Written problem: Each line that holds the word "edrych" counts once; give the total for the records below and nothing else.

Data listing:
___

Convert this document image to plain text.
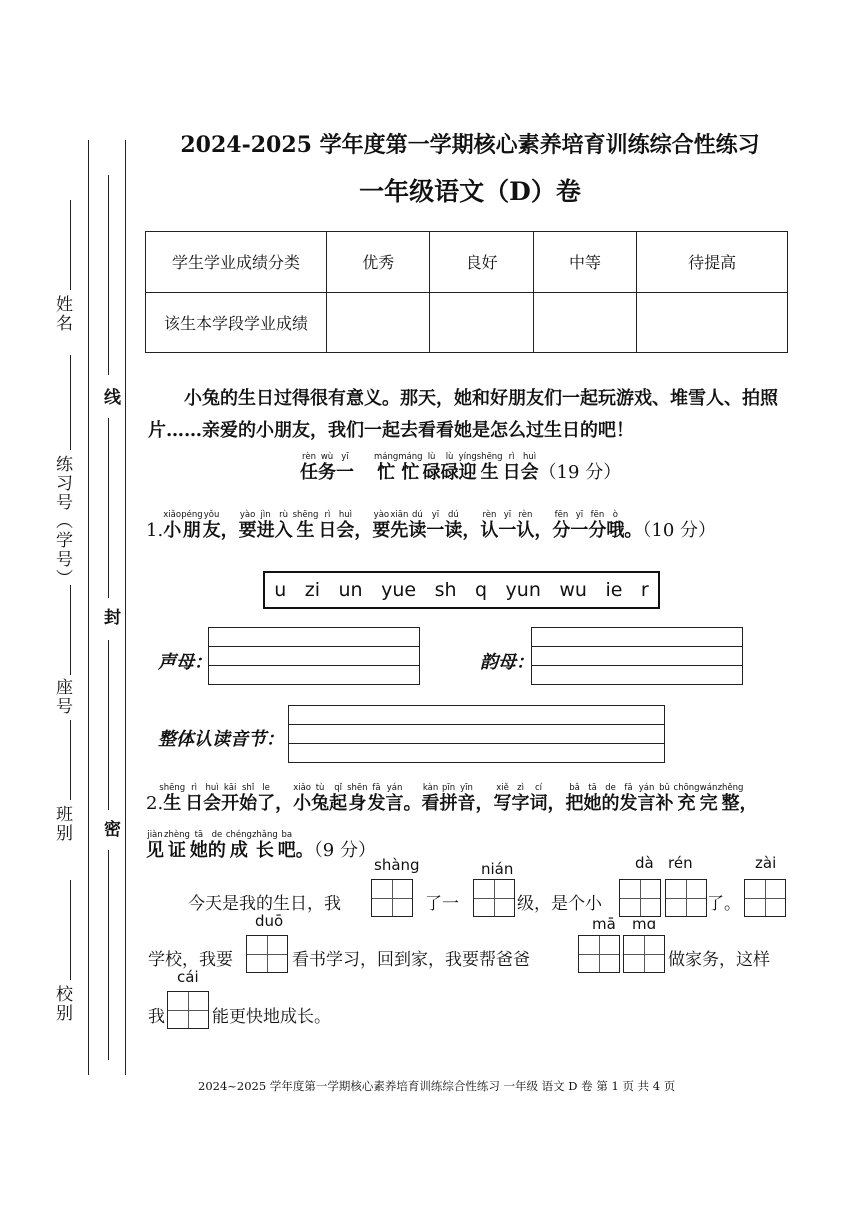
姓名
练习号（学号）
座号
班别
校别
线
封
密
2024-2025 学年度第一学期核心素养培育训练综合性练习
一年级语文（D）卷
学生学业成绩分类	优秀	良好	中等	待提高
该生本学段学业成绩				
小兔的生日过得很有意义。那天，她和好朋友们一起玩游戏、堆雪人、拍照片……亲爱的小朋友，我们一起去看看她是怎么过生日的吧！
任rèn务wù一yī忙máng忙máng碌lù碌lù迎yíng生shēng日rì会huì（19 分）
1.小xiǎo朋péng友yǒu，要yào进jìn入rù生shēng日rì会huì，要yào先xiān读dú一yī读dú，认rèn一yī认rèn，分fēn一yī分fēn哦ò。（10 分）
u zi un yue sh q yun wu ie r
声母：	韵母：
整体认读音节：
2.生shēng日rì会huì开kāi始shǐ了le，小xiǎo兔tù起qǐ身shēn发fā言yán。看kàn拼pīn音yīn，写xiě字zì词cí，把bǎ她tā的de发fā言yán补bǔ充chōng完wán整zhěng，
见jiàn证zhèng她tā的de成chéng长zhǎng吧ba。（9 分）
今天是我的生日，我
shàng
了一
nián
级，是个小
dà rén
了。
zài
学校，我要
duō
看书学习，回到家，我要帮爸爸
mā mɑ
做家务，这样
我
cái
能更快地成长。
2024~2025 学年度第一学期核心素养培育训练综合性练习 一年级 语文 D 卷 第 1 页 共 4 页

___

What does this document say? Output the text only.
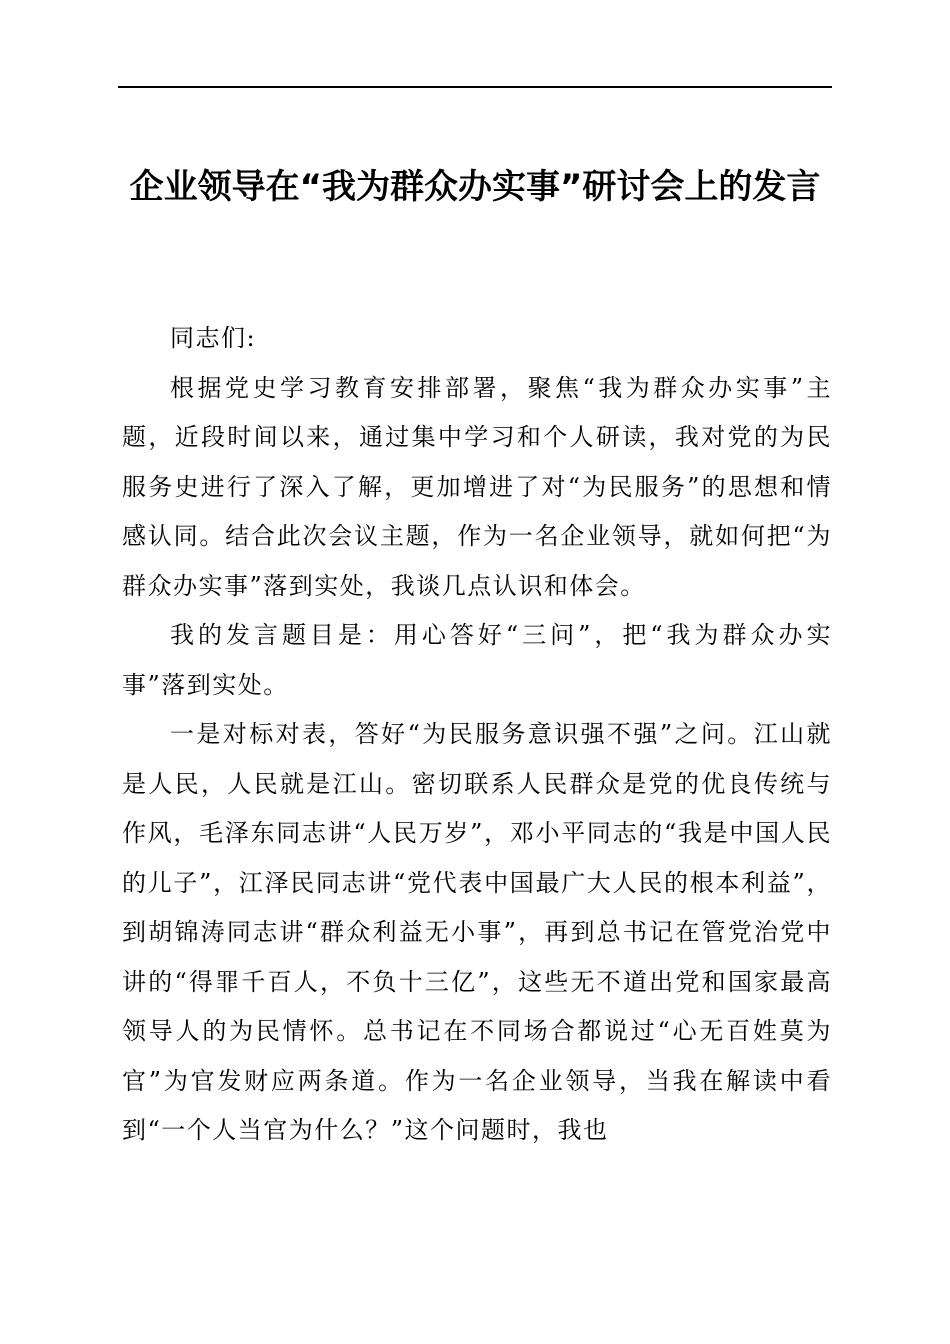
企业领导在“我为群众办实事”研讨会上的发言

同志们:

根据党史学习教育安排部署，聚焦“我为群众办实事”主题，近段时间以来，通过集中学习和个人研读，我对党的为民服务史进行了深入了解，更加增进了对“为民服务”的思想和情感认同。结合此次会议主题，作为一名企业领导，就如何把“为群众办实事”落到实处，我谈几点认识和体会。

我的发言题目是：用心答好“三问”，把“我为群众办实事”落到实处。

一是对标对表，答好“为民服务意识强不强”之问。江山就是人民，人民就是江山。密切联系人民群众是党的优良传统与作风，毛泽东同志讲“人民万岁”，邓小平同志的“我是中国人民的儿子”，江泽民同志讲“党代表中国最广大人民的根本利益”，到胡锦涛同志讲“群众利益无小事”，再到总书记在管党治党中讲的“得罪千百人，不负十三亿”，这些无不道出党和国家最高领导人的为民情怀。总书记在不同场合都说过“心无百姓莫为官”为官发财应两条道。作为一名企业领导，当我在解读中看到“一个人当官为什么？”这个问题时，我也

___

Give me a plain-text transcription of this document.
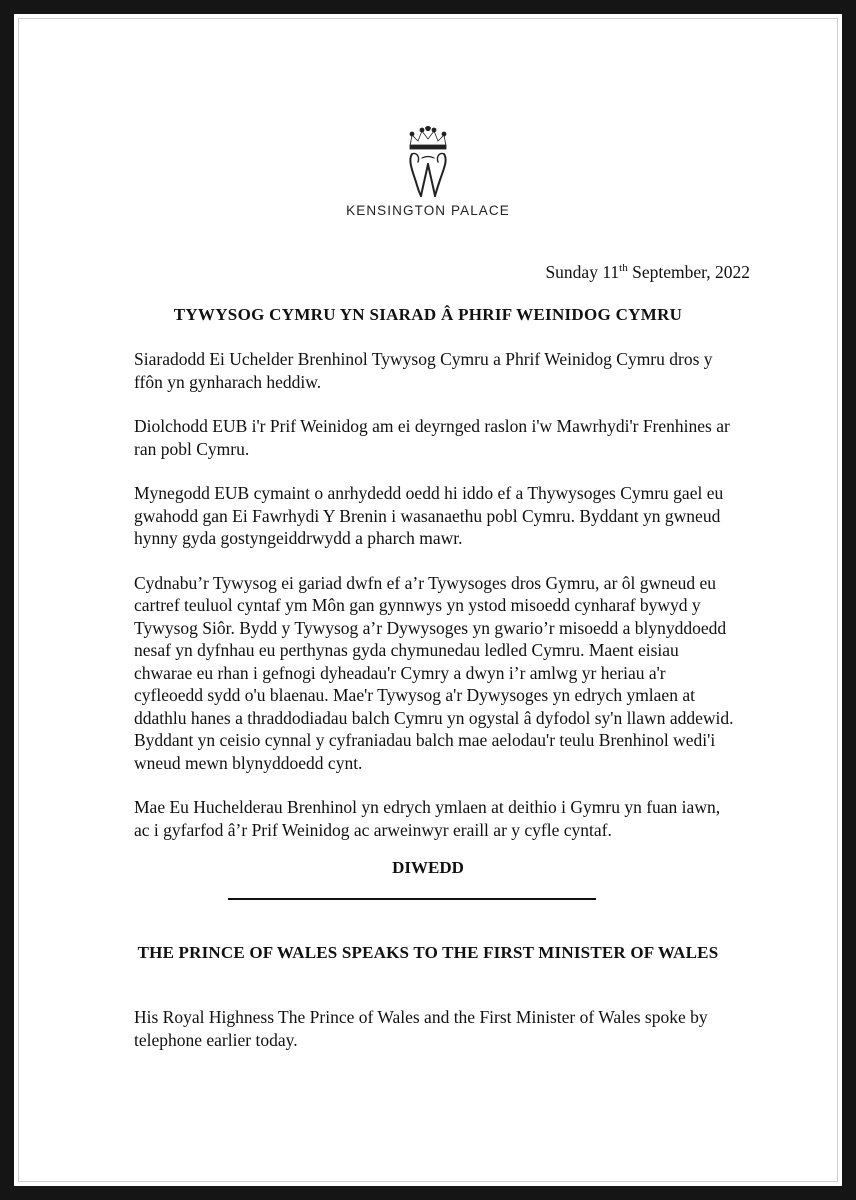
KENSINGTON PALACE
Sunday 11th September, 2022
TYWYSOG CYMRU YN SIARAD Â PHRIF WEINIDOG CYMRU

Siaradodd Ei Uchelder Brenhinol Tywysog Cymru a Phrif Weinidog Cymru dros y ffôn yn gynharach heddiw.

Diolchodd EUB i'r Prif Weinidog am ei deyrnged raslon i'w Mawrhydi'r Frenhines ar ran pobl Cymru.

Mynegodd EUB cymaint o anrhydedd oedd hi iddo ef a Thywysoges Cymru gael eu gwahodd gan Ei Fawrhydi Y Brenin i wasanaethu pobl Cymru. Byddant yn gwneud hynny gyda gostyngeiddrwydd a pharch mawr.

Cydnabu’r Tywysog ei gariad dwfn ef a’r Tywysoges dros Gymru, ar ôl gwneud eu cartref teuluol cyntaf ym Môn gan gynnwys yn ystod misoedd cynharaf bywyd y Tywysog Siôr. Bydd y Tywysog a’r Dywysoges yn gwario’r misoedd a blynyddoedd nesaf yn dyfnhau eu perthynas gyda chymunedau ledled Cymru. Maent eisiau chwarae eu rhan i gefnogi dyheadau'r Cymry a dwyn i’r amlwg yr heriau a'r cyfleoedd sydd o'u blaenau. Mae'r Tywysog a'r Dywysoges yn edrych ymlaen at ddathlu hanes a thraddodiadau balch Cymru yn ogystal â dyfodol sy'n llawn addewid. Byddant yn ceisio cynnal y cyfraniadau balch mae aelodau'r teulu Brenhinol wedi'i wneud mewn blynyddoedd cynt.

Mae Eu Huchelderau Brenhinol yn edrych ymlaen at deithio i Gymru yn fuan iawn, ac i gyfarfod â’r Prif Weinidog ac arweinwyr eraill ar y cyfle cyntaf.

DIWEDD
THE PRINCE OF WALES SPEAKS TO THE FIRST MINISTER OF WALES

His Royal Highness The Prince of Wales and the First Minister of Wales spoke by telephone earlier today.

___

Result of this task: 2